TEXT EXTRACT:
★ ★ ★ ★ ★ ★ ★

This same element of uncertainty, engendered by the fact of disruption, suspension or delay of contract performance, has been present whenever the courts or the Boards of Contract Appeals have permitted extended home office overhead to be calculated under the Eichleay formula. See, e.g., Weaver-Bailey Contractors, Inc. v. United States, 19 Cl.Ct. 474, 477 (1990) (government's inaccurate estimate caused delay that was unforeseeable and beyond control of the contractor); A.A. Beiro Constr. Co., 91-3 B.C.A. (CCH) p 24,149, at 120,844 (ENGBCA 1991) (duration of delays uncertain so that contractor could not divert resources to other work); Cieszko Constr. Co., 88-1 B.C.A. (CCH) p 20,223, at 102,417 (ASBCA 1987) (contractor put off-site for six weeks while government procured appropriate doors; government caused further delays due to sludge removal); Shirley Contracting Corp., 85-1 B.C.A. (CCH) p 17,858, at 89,399-400 (ASBCA 1984) (lengthy suspension of work because of government inability to authorize changes due to lack of funds meant that contractor was uncertain as to when work might resume); Excavation-Constr., Inc., 82-1 B.C.A. (CCH) p 15,770, at 78,067-68 (ENGBCA 1982) (virtually impossible to trace directly the effect of each separate delay that reached a total of 66 days); Savoy Constr. Co., 85-2 B.C.A. (CCH) p 18,073, at 90,723 (ASBCA 1985) (decision after remand following Federal Circuit's opinion in Capital Electric) (changes at the beginning of the project continued sporadically throughout the period of construction causing "unknown length of delays"). See also Williams Enters., Inc. v. Sherman R. Smoot Co., 938 F.2d 230 (D.C. Cir. 1991) (private contractor allowed to recover overhead expenses from subcontractor due to delay caused by subcontractor's negligence). In all of these cases when disruption, suspension or delay caused by the government has reduced the stream of direct costs in a contract, it is appropriate to use the Eichleay formula to calculate extended home office overhead instead of the fixed percentage rate formula because the latter would not adequately compensate the contractor for extended home office overhead.

★ ★ ★ ★ ★ ★ ★

TASK REQUIREMENTS:
According to the Eichleay text, how long was the contractor in Cieszko Constr. Co. put off-site? The listing has no connection to the Eichleay text.

MATERIAL:

★ ★ ★ ★ ★ ★ ★

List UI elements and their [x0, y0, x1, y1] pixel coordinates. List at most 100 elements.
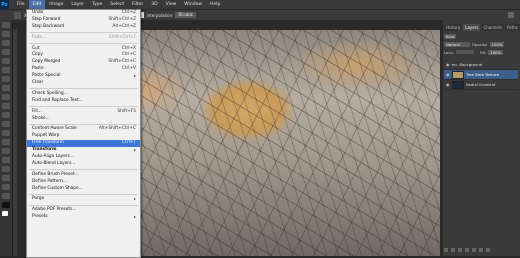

★ ★ ★ ★ ★ ★ ★

ANSWER TO THIS PROBLEM:
Six weeks.